__Record list__:
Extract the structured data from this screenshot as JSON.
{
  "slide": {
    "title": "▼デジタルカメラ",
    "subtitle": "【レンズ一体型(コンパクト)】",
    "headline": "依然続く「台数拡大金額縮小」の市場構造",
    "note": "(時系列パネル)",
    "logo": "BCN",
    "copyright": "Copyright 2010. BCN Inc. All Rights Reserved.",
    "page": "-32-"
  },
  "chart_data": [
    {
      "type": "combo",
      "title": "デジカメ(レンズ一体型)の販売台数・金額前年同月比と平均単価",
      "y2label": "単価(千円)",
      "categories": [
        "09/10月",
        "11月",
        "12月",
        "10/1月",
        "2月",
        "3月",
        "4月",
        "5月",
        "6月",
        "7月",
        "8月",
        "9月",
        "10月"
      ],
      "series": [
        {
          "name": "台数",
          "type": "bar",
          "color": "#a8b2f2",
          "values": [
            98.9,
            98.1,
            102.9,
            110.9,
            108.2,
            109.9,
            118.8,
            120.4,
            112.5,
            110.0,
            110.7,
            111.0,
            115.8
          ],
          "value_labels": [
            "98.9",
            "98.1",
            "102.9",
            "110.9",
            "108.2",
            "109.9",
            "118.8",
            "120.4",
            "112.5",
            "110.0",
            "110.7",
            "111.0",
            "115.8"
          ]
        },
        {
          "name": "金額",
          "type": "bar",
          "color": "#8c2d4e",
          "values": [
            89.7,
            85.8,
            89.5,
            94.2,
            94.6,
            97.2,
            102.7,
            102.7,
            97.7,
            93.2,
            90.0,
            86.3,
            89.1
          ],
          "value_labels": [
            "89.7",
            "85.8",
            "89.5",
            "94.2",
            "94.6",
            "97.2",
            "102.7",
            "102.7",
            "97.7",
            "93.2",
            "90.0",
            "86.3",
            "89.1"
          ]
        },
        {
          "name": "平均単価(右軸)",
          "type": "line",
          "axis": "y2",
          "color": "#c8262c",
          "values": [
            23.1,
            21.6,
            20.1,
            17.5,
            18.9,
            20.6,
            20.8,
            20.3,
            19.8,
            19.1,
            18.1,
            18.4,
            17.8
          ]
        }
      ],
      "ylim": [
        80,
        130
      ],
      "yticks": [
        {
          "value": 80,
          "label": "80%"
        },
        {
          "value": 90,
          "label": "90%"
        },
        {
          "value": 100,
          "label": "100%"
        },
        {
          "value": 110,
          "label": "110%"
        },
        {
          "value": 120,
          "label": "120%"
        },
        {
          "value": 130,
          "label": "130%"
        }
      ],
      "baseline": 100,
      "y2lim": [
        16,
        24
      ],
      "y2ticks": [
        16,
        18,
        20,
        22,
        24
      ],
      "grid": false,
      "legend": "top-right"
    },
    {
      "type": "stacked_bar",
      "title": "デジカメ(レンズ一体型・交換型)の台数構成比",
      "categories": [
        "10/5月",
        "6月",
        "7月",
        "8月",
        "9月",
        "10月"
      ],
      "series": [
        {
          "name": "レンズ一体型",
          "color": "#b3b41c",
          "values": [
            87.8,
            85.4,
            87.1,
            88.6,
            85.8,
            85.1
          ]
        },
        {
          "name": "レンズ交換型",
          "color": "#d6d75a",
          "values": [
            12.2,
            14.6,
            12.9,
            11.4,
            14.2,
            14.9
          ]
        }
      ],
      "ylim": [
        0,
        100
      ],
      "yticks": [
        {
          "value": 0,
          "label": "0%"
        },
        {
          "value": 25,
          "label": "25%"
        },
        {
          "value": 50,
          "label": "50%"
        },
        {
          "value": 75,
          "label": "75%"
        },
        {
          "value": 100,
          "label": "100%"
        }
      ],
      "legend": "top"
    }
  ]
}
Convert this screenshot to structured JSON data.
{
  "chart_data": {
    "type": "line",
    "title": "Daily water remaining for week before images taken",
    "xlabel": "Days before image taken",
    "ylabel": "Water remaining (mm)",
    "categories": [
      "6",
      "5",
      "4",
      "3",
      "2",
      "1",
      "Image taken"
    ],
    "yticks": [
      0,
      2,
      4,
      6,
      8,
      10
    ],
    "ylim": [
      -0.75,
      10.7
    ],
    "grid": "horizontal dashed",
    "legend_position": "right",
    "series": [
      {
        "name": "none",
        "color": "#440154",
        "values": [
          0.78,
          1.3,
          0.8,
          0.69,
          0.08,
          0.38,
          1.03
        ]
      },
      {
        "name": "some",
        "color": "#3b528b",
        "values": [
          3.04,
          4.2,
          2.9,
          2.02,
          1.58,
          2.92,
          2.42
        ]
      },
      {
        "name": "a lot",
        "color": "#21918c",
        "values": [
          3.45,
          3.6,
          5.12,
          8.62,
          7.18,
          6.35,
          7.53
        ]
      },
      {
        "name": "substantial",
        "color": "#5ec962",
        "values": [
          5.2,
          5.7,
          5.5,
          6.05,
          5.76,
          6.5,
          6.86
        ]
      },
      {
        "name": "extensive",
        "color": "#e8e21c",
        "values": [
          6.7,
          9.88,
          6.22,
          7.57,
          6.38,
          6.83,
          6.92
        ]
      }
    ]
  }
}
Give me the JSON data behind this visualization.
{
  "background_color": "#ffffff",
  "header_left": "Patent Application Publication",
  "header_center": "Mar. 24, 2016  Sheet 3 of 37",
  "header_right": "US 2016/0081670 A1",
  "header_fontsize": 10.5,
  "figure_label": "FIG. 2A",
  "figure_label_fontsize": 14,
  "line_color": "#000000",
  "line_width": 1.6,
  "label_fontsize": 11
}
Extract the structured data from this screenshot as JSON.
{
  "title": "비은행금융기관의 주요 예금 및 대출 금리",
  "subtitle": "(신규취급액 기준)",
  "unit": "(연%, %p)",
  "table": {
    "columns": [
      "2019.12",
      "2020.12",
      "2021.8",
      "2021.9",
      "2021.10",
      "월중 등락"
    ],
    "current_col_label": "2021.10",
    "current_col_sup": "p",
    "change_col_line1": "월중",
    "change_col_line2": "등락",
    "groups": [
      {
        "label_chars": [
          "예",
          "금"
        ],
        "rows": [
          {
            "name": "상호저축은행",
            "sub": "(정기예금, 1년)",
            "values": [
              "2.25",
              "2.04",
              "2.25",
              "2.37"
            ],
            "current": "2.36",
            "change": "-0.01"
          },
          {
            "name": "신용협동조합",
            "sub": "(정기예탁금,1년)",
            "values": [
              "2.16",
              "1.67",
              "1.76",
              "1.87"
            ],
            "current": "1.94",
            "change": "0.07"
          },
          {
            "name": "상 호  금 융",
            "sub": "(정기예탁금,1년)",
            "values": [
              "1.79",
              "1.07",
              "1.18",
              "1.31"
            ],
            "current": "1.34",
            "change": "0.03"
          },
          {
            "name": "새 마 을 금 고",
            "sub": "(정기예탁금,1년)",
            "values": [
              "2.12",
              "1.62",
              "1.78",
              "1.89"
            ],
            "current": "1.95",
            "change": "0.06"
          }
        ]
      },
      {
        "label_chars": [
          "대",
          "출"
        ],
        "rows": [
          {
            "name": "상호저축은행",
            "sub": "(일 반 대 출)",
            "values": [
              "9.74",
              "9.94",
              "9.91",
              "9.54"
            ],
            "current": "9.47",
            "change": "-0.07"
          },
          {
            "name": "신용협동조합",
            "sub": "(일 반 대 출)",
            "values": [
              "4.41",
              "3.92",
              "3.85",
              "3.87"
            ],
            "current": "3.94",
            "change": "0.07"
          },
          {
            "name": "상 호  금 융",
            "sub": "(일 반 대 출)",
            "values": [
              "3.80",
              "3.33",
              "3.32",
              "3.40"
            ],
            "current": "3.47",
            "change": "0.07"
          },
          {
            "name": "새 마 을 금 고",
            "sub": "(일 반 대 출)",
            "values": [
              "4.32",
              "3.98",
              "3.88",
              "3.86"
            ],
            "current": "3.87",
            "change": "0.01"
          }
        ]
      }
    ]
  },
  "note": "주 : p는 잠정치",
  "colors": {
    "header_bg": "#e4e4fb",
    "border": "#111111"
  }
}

__To be done__: Where does the word "before" appear? Return each line that holds it.

__Final answer__:
    "title": "Daily water remaining for week before images taken",
    "xlabel": "Days before image taken",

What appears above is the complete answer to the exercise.